"""
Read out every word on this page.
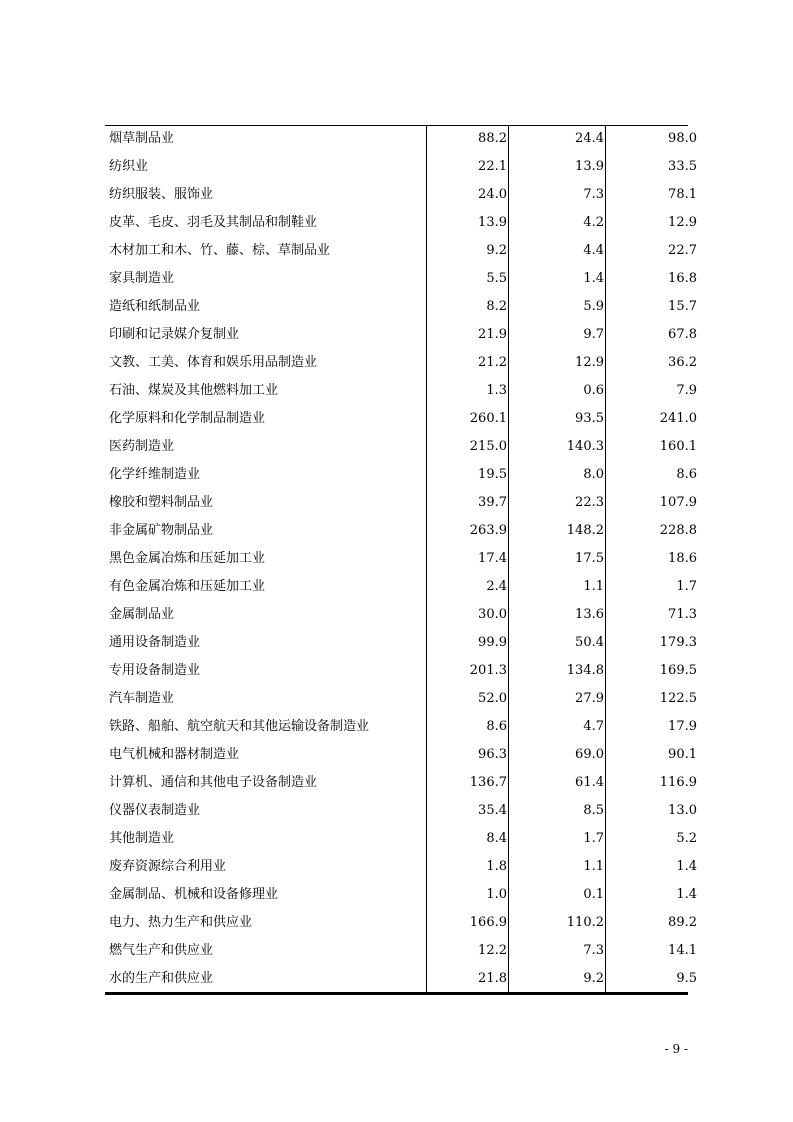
烟草制品业	88.2	24.4	98.0
纺织业	22.1	13.9	33.5
纺织服装、服饰业	24.0	7.3	78.1
皮革、毛皮、羽毛及其制品和制鞋业	13.9	4.2	12.9
木材加工和木、竹、藤、棕、草制品业	9.2	4.4	22.7
家具制造业	5.5	1.4	16.8
造纸和纸制品业	8.2	5.9	15.7
印刷和记录媒介复制业	21.9	9.7	67.8
文教、工美、体育和娱乐用品制造业	21.2	12.9	36.2
石油、煤炭及其他燃料加工业	1.3	0.6	7.9
化学原料和化学制品制造业	260.1	93.5	241.0
医药制造业	215.0	140.3	160.1
化学纤维制造业	19.5	8.0	8.6
橡胶和塑料制品业	39.7	22.3	107.9
非金属矿物制品业	263.9	148.2	228.8
黑色金属冶炼和压延加工业	17.4	17.5	18.6
有色金属冶炼和压延加工业	2.4	1.1	1.7
金属制品业	30.0	13.6	71.3
通用设备制造业	99.9	50.4	179.3
专用设备制造业	201.3	134.8	169.5
汽车制造业	52.0	27.9	122.5
铁路、船舶、航空航天和其他运输设备制造业	8.6	4.7	17.9
电气机械和器材制造业	96.3	69.0	90.1
计算机、通信和其他电子设备制造业	136.7	61.4	116.9
仪器仪表制造业	35.4	8.5	13.0
其他制造业	8.4	1.7	5.2
废弃资源综合利用业	1.8	1.1	1.4
金属制品、机械和设备修理业	1.0	0.1	1.4
电力、热力生产和供应业	166.9	110.2	89.2
燃气生产和供应业	12.2	7.3	14.1
水的生产和供应业	21.8	9.2	9.5
- 9 -
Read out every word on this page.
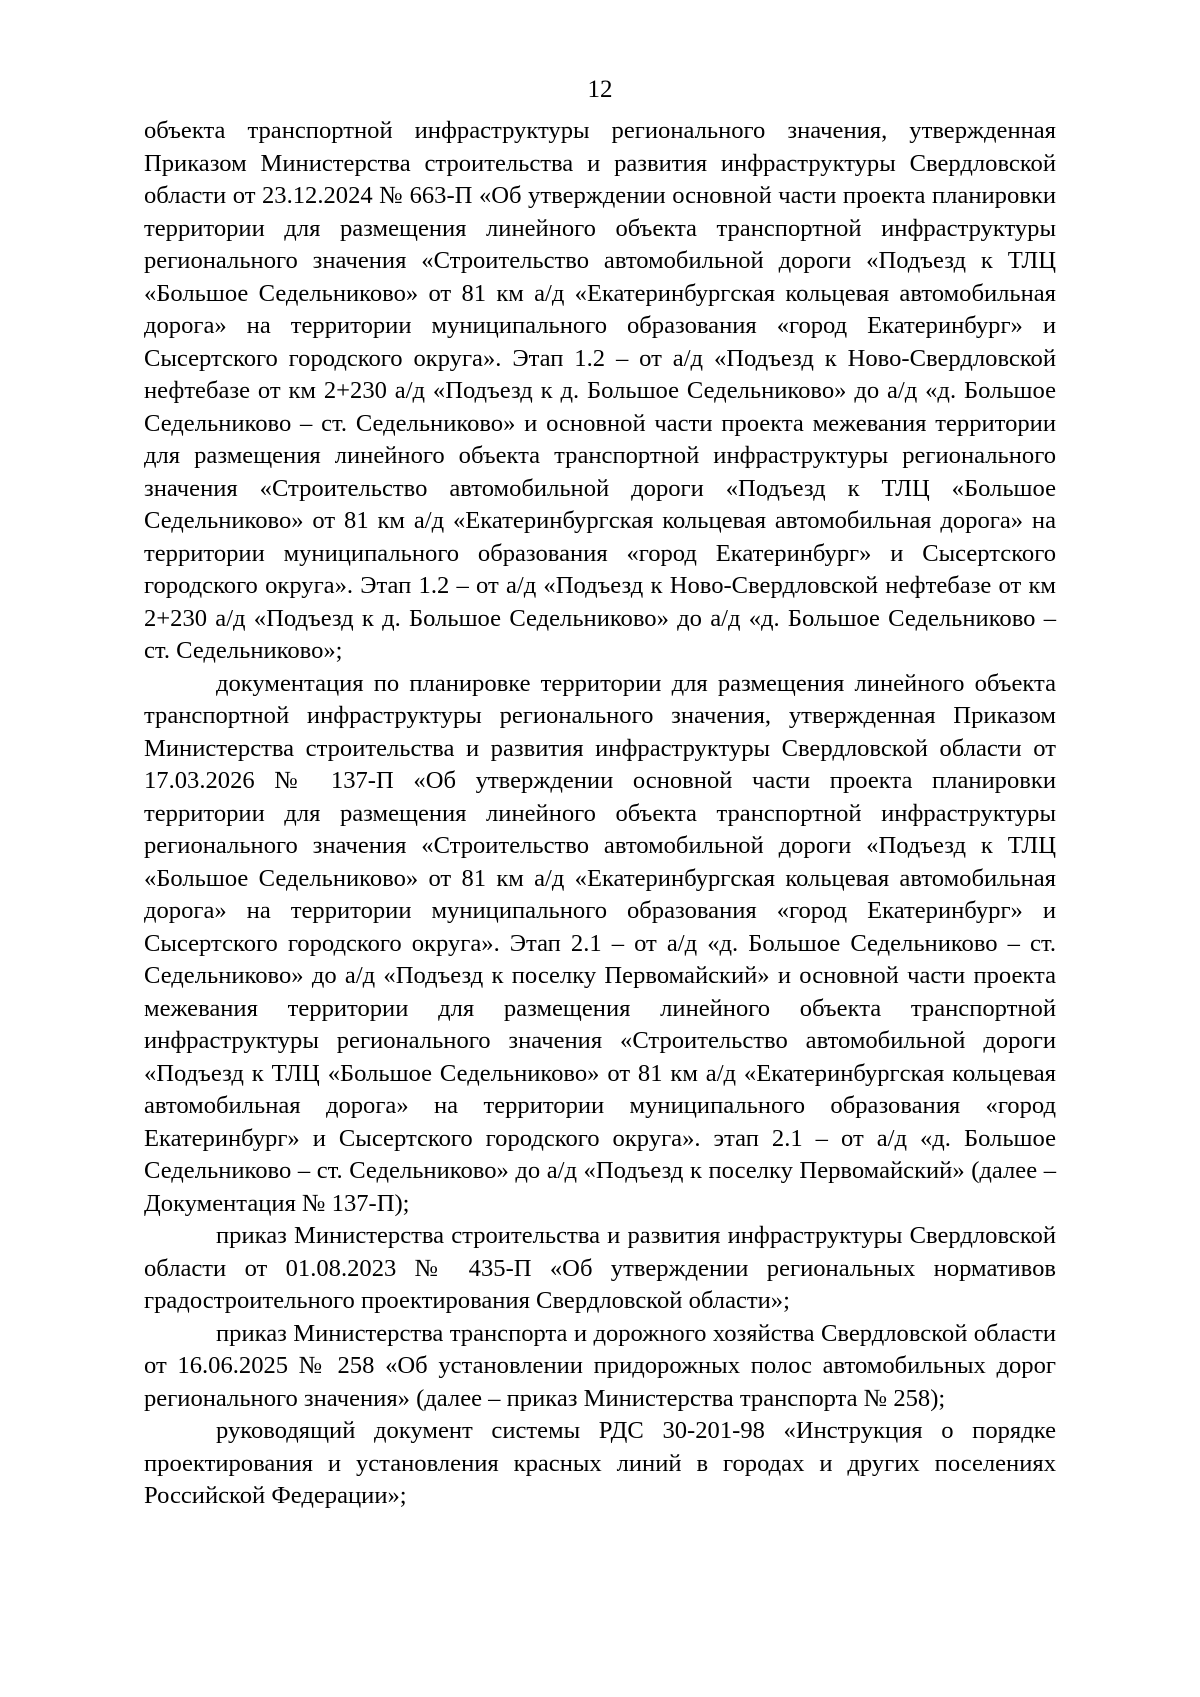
12

объекта транспортной инфраструктуры регионального значения, утвержденная Приказом Министерства строительства и развития инфраструктуры Свердловской области от 23.12.2024 № 663-П «Об утверждении основной части проекта планировки территории для размещения линейного объекта транспортной инфраструктуры регионального значения «Строительство автомобильной дороги «Подъезд к ТЛЦ «Большое Седельниково» от 81 км а/д «Екатеринбургская кольцевая автомобильная дорога» на территории муниципального образования «город Екатеринбург» и Сысертского городского округа». Этап 1.2 – от а/д «Подъезд к Ново-Свердловской нефтебазе от км 2+230 а/д «Подъезд к д. Большое Седельниково» до а/д «д. Большое Седельниково – ст. Седельниково» и основной части проекта межевания территории для размещения линейного объекта транспортной инфраструктуры регионального значения «Строительство автомобильной дороги «Подъезд к ТЛЦ «Большое Седельниково» от 81 км а/д «Екатеринбургская кольцевая автомобильная дорога» на территории муниципального образования «город Екатеринбург» и Сысертского городского округа». Этап 1.2 – от а/д «Подъезд к Ново-Свердловской нефтебазе от км 2+230 а/д «Подъезд к д. Большое Седельниково» до а/д «д. Большое Седельниково – ст. Седельниково»;

документация по планировке территории для размещения линейного объекта транспортной инфраструктуры регионального значения, утвержденная Приказом Министерства строительства и развития инфраструктуры Свердловской области от 17.03.2026 № 137-П «Об утверждении основной части проекта планировки территории для размещения линейного объекта транспортной инфраструктуры регионального значения «Строительство автомобильной дороги «Подъезд к ТЛЦ «Большое Седельниково» от 81 км а/д «Екатеринбургская кольцевая автомобильная дорога» на территории муниципального образования «город Екатеринбург» и Сысертского городского округа». Этап 2.1 – от а/д «д. Большое Седельниково – ст. Седельниково» до а/д «Подъезд к поселку Первомайский» и основной части проекта межевания территории для размещения линейного объекта транспортной инфраструктуры регионального значения «Строительство автомобильной дороги «Подъезд к ТЛЦ «Большое Седельниково» от 81 км а/д «Екатеринбургская кольцевая автомобильная дорога» на территории муниципального образования «город Екатеринбург» и Сысертского городского округа». этап 2.1 – от а/д «д. Большое Седельниково – ст. Седельниково» до а/д «Подъезд к поселку Первомайский» (далее – Документация № 137-П);

приказ Министерства строительства и развития инфраструктуры Свердловской области от 01.08.2023 № 435-П «Об утверждении региональных нормативов градостроительного проектирования Свердловской области»;

приказ Министерства транспорта и дорожного хозяйства Свердловской области от 16.06.2025 № 258 «Об установлении придорожных полос автомобильных дорог регионального значения» (далее – приказ Министерства транспорта № 258);

руководящий документ системы РДС 30-201-98 «Инструкция о порядке проектирования и установления красных линий в городах и других поселениях Российской Федерации»;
"""
• Your objective:
From the listing, extract all text exactly as given and drop any picture.

• Expected answer:
Read out every word on this page.
烟草制品业	88.2	24.4	98.0
纺织业	22.1	13.9	33.5
纺织服装、服饰业	24.0	7.3	78.1
皮革、毛皮、羽毛及其制品和制鞋业	13.9	4.2	12.9
木材加工和木、竹、藤、棕、草制品业	9.2	4.4	22.7
家具制造业	5.5	1.4	16.8
造纸和纸制品业	8.2	5.9	15.7
印刷和记录媒介复制业	21.9	9.7	67.8
文教、工美、体育和娱乐用品制造业	21.2	12.9	36.2
石油、煤炭及其他燃料加工业	1.3	0.6	7.9
化学原料和化学制品制造业	260.1	93.5	241.0
医药制造业	215.0	140.3	160.1
化学纤维制造业	19.5	8.0	8.6
橡胶和塑料制品业	39.7	22.3	107.9
非金属矿物制品业	263.9	148.2	228.8
黑色金属冶炼和压延加工业	17.4	17.5	18.6
有色金属冶炼和压延加工业	2.4	1.1	1.7
金属制品业	30.0	13.6	71.3
通用设备制造业	99.9	50.4	179.3
专用设备制造业	201.3	134.8	169.5
汽车制造业	52.0	27.9	122.5
铁路、船舶、航空航天和其他运输设备制造业	8.6	4.7	17.9
电气机械和器材制造业	96.3	69.0	90.1
计算机、通信和其他电子设备制造业	136.7	61.4	116.9
仪器仪表制造业	35.4	8.5	13.0
其他制造业	8.4	1.7	5.2
废弃资源综合利用业	1.8	1.1	1.4
金属制品、机械和设备修理业	1.0	0.1	1.4
电力、热力生产和供应业	166.9	110.2	89.2
燃气生产和供应业	12.2	7.3	14.1
水的生产和供应业	21.8	9.2	9.5
- 9 -
Read out every word on this page.
12

объекта транспортной инфраструктуры регионального значения, утвержденная Приказом Министерства строительства и развития инфраструктуры Свердловской области от 23.12.2024 № 663-П «Об утверждении основной части проекта планировки территории для размещения линейного объекта транспортной инфраструктуры регионального значения «Строительство автомобильной дороги «Подъезд к ТЛЦ «Большое Седельниково» от 81 км а/д «Екатеринбургская кольцевая автомобильная дорога» на территории муниципального образования «город Екатеринбург» и Сысертского городского округа». Этап 1.2 – от а/д «Подъезд к Ново-Свердловской нефтебазе от км 2+230 а/д «Подъезд к д. Большое Седельниково» до а/д «д. Большое Седельниково – ст. Седельниково» и основной части проекта межевания территории для размещения линейного объекта транспортной инфраструктуры регионального значения «Строительство автомобильной дороги «Подъезд к ТЛЦ «Большое Седельниково» от 81 км а/д «Екатеринбургская кольцевая автомобильная дорога» на территории муниципального образования «город Екатеринбург» и Сысертского городского округа». Этап 1.2 – от а/д «Подъезд к Ново-Свердловской нефтебазе от км 2+230 а/д «Подъезд к д. Большое Седельниково» до а/д «д. Большое Седельниково – ст. Седельниково»;

документация по планировке территории для размещения линейного объекта транспортной инфраструктуры регионального значения, утвержденная Приказом Министерства строительства и развития инфраструктуры Свердловской области от 17.03.2026 № 137-П «Об утверждении основной части проекта планировки территории для размещения линейного объекта транспортной инфраструктуры регионального значения «Строительство автомобильной дороги «Подъезд к ТЛЦ «Большое Седельниково» от 81 км а/д «Екатеринбургская кольцевая автомобильная дорога» на территории муниципального образования «город Екатеринбург» и Сысертского городского округа». Этап 2.1 – от а/д «д. Большое Седельниково – ст. Седельниково» до а/д «Подъезд к поселку Первомайский» и основной части проекта межевания территории для размещения линейного объекта транспортной инфраструктуры регионального значения «Строительство автомобильной дороги «Подъезд к ТЛЦ «Большое Седельниково» от 81 км а/д «Екатеринбургская кольцевая автомобильная дорога» на территории муниципального образования «город Екатеринбург» и Сысертского городского округа». этап 2.1 – от а/д «д. Большое Седельниково – ст. Седельниково» до а/д «Подъезд к поселку Первомайский» (далее – Документация № 137-П);

приказ Министерства строительства и развития инфраструктуры Свердловской области от 01.08.2023 № 435-П «Об утверждении региональных нормативов градостроительного проектирования Свердловской области»;

приказ Министерства транспорта и дорожного хозяйства Свердловской области от 16.06.2025 № 258 «Об установлении придорожных полос автомобильных дорог регионального значения» (далее – приказ Министерства транспорта № 258);

руководящий документ системы РДС 30-201-98 «Инструкция о порядке проектирования и установления красных линий в городах и других поселениях Российской Федерации»;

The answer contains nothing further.